▸ The task
Whenever a line contains the string "学校召开行政办公用房自查自纠工作布置会", copy it out of the entries.

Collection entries

»»

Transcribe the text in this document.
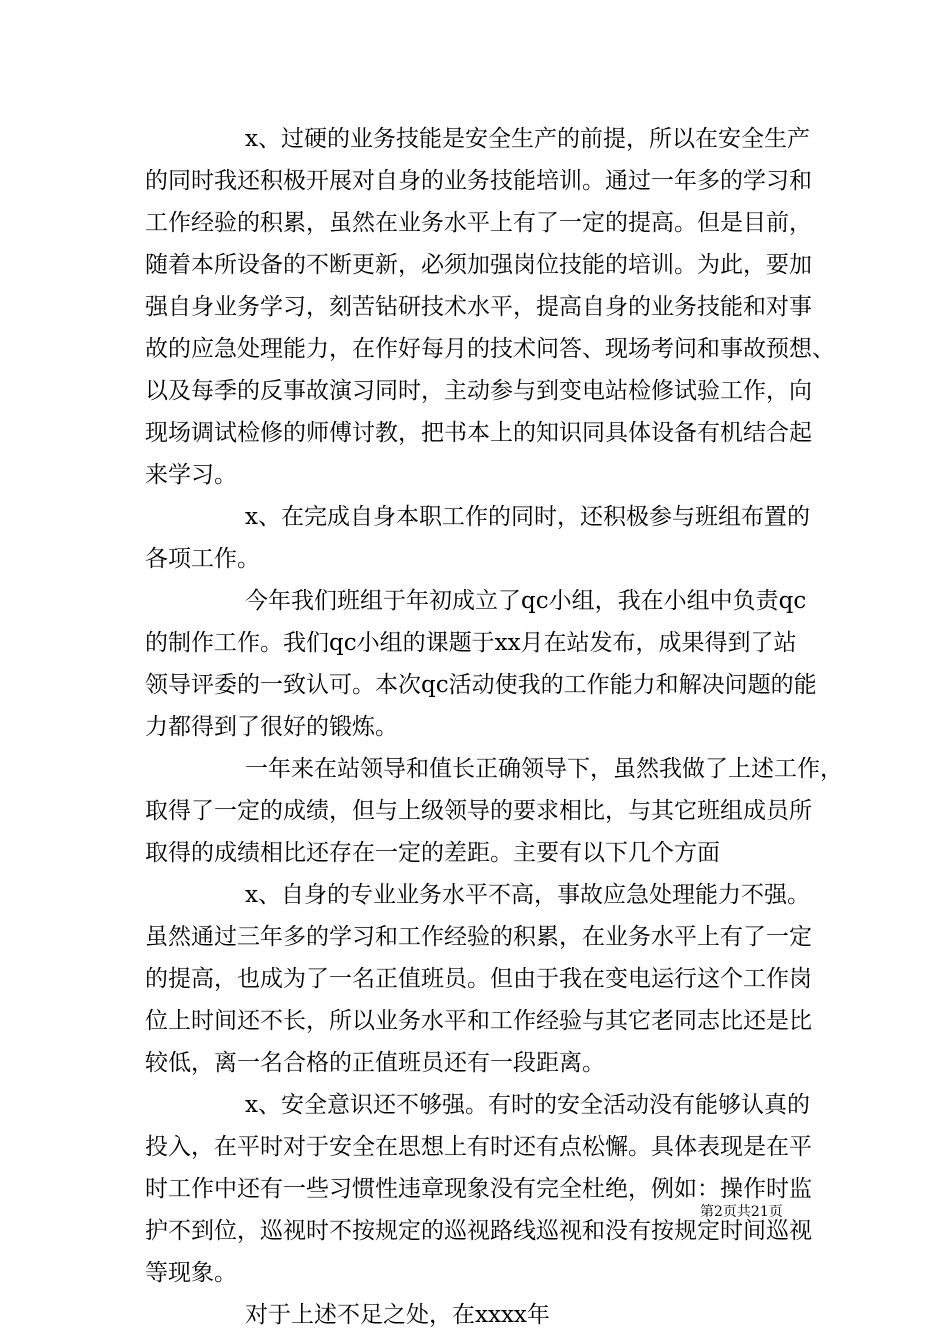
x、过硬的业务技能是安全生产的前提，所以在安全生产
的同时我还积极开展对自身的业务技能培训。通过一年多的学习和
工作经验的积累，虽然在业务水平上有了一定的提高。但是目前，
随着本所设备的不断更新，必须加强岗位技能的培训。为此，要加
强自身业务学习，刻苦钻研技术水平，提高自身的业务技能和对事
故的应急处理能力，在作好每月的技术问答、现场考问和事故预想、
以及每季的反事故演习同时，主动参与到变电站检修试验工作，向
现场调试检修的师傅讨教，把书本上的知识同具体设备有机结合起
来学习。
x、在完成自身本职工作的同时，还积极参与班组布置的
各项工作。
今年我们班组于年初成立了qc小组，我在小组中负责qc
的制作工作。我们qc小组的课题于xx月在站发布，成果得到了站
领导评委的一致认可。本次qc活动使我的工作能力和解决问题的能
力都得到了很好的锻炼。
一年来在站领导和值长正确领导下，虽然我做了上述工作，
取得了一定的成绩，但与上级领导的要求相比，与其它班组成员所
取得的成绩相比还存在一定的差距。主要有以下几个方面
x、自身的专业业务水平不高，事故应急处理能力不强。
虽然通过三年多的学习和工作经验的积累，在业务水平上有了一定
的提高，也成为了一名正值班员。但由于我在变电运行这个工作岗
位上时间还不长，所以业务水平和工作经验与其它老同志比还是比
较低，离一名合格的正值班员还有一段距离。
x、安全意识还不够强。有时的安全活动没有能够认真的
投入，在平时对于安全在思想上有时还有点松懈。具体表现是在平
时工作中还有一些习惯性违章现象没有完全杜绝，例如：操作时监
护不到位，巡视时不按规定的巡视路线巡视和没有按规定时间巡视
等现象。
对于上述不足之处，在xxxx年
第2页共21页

««
»»

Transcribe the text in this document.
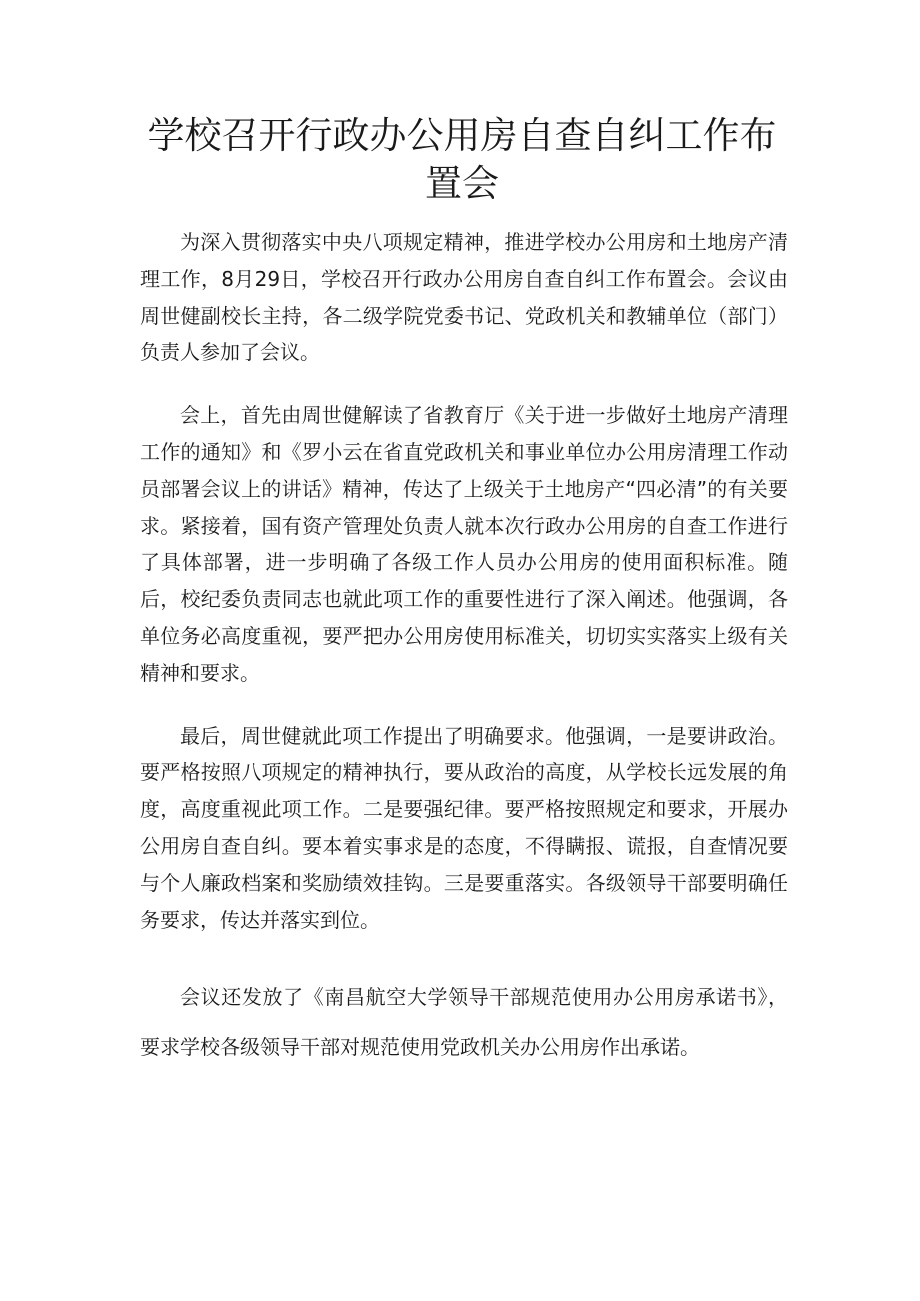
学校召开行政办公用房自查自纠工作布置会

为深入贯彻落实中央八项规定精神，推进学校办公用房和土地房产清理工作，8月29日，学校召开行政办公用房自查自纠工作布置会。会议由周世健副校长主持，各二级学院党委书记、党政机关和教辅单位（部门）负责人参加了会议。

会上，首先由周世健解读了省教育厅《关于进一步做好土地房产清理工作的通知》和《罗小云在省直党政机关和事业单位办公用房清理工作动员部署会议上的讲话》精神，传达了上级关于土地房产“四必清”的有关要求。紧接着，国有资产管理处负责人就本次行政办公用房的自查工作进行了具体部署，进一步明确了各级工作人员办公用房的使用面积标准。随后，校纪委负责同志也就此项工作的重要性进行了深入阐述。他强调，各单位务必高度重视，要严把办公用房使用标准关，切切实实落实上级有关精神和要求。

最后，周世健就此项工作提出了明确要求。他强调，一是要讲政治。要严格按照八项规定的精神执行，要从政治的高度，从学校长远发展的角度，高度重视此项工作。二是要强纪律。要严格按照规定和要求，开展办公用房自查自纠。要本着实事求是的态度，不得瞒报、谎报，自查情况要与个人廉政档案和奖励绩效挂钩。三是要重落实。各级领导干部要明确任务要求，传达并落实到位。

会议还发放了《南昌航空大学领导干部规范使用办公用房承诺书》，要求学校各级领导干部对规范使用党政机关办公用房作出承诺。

««

▸ Result of this task
学校召开行政办公用房自查自纠工作布置会
为深入贯彻落实中央八项规定精神，推进学校办公用房和土地房产清理工作，8月29日，学校召开行政办公用房自查自纠工作布置会。会议由周世健副校长主持，各二级学院党委书记、党政机关和教辅单位（部门）负责人参加了会议。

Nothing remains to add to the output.